## STATED TASK
Transcribe the records below exactly as they appear.

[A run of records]
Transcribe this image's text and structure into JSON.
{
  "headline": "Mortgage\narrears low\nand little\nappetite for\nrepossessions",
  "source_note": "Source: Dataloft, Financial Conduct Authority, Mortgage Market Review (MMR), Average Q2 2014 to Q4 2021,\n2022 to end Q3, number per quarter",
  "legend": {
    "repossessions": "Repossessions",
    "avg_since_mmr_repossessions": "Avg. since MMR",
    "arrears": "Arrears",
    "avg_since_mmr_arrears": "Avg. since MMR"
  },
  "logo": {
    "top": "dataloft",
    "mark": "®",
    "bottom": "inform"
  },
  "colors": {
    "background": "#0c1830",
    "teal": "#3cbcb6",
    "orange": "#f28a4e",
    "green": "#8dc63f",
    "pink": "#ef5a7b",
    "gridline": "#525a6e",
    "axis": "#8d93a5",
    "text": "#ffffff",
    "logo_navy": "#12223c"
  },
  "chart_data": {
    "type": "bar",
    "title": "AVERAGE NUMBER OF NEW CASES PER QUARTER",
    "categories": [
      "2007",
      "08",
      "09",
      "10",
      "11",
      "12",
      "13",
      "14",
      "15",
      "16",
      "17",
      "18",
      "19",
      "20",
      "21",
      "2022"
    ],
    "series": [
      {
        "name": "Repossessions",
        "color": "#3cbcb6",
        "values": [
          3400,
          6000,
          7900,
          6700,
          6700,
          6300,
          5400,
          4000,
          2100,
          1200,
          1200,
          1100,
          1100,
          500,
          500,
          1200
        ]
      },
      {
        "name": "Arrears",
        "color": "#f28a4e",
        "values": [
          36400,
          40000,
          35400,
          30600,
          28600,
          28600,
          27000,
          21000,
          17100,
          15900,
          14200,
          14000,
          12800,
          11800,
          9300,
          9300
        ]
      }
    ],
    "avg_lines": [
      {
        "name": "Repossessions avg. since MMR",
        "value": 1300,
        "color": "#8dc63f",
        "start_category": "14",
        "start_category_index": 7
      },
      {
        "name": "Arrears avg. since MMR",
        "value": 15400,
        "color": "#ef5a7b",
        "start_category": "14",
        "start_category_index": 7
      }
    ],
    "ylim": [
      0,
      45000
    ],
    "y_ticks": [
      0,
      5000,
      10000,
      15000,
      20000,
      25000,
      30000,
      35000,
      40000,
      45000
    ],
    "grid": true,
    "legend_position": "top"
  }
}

## REPLY
Transcribe this image's text and structure into JSON.
{
  "headline": "Mortgage\narrears low\nand little\nappetite for\nrepossessions",
  "source_note": "Source: Dataloft, Financial Conduct Authority, Mortgage Market Review (MMR), Average Q2 2014 to Q4 2021,\n2022 to end Q3, number per quarter",
  "legend": {
    "repossessions": "Repossessions",
    "avg_since_mmr_repossessions": "Avg. since MMR",
    "arrears": "Arrears",
    "avg_since_mmr_arrears": "Avg. since MMR"
  },
  "logo": {
    "top": "dataloft",
    "mark": "®",
    "bottom": "inform"
  },
  "colors": {
    "background": "#0c1830",
    "teal": "#3cbcb6",
    "orange": "#f28a4e",
    "green": "#8dc63f",
    "pink": "#ef5a7b",
    "gridline": "#525a6e",
    "axis": "#8d93a5",
    "text": "#ffffff",
    "logo_navy": "#12223c"
  },
  "chart_data": {
    "type": "bar",
    "title": "AVERAGE NUMBER OF NEW CASES PER QUARTER",
    "categories": [
      "2007",
      "08",
      "09",
      "10",
      "11",
      "12",
      "13",
      "14",
      "15",
      "16",
      "17",
      "18",
      "19",
      "20",
      "21",
      "2022"
    ],
    "series": [
      {
        "name": "Repossessions",
        "color": "#3cbcb6",
        "values": [
          3400,
          6000,
          7900,
          6700,
          6700,
          6300,
          5400,
          4000,
          2100,
          1200,
          1200,
          1100,
          1100,
          500,
          500,
          1200
        ]
      },
      {
        "name": "Arrears",
        "color": "#f28a4e",
        "values": [
          36400,
          40000,
          35400,
          30600,
          28600,
          28600,
          27000,
          21000,
          17100,
          15900,
          14200,
          14000,
          12800,
          11800,
          9300,
          9300
        ]
      }
    ],
    "avg_lines": [
      {
        "name": "Repossessions avg. since MMR",
        "value": 1300,
        "color": "#8dc63f",
        "start_category": "14",
        "start_category_index": 7
      },
      {
        "name": "Arrears avg. since MMR",
        "value": 15400,
        "color": "#ef5a7b",
        "start_category": "14",
        "start_category_index": 7
      }
    ],
    "ylim": [
      0,
      45000
    ],
    "y_ticks": [
      0,
      5000,
      10000,
      15000,
      20000,
      25000,
      30000,
      35000,
      40000,
      45000
    ],
    "grid": true,
    "legend_position": "top"
  }
}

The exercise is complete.